* start Data to process *
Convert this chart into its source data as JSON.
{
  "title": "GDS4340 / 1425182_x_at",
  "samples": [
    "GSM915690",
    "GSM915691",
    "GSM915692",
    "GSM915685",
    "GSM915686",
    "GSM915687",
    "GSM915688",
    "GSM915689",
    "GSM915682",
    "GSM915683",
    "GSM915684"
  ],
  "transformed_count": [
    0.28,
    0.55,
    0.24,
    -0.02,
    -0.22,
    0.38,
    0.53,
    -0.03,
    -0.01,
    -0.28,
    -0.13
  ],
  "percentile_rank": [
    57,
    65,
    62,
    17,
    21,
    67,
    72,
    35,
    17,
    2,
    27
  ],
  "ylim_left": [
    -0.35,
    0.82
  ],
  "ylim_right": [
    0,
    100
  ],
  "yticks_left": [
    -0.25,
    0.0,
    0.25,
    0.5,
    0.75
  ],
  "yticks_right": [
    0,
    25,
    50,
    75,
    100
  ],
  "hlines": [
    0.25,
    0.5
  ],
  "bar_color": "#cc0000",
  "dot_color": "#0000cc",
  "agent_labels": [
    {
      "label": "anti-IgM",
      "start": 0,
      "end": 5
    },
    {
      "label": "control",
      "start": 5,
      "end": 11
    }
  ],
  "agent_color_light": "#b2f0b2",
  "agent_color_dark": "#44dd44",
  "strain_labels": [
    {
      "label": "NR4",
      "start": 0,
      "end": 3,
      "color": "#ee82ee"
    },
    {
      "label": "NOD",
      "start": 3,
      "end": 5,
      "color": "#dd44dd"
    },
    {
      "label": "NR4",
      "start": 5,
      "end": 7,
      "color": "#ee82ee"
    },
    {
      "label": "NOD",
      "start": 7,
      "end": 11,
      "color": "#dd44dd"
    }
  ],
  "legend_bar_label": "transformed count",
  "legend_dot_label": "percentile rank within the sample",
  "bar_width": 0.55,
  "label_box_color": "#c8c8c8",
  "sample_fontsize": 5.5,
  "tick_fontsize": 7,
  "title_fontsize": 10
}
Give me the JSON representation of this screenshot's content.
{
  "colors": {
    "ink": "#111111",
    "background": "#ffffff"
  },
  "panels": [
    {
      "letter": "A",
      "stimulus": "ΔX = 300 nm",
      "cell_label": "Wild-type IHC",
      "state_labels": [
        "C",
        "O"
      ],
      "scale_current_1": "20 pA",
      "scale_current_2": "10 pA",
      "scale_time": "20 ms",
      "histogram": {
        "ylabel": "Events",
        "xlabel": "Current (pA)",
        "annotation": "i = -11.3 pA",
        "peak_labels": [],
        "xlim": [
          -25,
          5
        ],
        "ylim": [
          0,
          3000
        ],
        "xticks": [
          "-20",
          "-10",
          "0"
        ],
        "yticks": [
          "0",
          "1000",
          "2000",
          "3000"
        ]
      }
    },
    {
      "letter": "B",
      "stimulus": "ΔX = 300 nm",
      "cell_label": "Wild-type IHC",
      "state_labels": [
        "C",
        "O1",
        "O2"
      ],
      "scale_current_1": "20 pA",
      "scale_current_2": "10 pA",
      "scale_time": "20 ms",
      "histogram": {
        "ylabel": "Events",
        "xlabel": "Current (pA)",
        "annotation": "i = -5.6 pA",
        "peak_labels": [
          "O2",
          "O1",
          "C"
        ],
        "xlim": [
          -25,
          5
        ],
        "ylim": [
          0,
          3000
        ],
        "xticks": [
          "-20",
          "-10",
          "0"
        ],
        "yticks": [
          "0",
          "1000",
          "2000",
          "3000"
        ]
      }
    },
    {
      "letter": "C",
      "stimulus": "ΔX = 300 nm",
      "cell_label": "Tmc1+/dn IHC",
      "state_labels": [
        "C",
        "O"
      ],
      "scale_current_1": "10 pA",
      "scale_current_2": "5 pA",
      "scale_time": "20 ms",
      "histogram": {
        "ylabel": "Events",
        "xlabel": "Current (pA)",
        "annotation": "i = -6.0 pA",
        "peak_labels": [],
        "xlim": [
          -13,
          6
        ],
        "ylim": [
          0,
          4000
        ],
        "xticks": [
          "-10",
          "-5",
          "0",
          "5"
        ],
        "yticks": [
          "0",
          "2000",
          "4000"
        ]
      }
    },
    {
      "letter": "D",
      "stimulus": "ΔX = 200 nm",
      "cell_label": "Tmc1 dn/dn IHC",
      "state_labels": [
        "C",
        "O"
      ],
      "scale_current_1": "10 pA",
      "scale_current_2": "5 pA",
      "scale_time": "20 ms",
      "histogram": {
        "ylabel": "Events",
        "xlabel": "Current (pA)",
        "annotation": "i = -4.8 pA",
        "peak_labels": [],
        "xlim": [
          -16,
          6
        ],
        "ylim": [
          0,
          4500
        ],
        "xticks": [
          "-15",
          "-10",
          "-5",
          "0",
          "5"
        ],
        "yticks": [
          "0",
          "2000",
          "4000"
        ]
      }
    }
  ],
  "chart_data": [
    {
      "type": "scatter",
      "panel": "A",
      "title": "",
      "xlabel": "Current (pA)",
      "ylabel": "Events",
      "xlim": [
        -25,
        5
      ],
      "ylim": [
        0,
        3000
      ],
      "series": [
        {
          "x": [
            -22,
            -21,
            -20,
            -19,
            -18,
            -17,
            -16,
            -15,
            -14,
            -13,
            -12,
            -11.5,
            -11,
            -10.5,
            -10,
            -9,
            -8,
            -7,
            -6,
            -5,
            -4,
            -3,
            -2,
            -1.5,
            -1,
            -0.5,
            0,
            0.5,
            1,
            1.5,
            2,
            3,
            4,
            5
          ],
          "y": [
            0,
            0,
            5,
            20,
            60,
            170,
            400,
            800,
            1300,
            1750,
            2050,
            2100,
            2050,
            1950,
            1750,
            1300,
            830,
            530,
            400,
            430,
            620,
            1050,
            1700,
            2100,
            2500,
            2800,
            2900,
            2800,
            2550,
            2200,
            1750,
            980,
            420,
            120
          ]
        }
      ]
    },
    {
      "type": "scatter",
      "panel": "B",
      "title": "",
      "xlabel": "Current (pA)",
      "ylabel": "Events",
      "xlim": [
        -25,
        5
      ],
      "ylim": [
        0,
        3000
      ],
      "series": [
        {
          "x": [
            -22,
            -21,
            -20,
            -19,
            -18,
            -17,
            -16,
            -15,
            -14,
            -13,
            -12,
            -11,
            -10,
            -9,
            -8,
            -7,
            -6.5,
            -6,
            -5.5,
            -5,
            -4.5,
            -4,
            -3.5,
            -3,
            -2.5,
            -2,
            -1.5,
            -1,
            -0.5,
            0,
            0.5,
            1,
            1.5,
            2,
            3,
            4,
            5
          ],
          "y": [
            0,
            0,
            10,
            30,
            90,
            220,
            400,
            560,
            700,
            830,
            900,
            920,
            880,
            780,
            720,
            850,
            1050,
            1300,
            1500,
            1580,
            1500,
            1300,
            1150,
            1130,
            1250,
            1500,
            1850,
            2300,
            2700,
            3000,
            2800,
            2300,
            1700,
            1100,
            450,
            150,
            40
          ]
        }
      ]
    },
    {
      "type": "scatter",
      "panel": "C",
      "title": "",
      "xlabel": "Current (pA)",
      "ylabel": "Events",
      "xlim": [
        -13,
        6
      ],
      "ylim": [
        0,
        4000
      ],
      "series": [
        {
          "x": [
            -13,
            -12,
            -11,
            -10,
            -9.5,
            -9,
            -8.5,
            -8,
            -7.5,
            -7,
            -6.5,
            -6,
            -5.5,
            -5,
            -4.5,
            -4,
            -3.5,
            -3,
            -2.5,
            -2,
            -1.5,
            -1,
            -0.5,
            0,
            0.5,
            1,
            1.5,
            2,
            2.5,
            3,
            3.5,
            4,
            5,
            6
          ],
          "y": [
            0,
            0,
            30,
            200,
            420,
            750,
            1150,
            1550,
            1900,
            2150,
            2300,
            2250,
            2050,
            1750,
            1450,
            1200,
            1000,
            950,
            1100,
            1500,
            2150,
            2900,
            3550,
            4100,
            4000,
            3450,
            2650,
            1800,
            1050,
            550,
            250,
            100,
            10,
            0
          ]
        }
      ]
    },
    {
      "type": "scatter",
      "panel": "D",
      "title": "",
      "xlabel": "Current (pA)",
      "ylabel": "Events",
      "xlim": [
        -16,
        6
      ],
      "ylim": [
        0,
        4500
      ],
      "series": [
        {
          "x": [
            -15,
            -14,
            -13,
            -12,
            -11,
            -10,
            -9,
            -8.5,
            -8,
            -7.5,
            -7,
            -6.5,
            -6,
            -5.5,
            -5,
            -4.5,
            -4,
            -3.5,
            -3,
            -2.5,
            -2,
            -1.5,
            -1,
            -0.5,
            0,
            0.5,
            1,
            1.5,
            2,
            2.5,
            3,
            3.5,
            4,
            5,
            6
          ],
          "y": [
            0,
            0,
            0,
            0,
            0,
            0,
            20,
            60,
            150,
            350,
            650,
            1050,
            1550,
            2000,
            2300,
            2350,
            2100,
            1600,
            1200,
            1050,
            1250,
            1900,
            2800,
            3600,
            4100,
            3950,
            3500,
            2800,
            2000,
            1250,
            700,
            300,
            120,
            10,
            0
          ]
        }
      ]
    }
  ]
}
* end Data to process *
» **The problem**: The answer should be a single number: the count of lines in the data that include the string "this".

» **Solved problem**: 2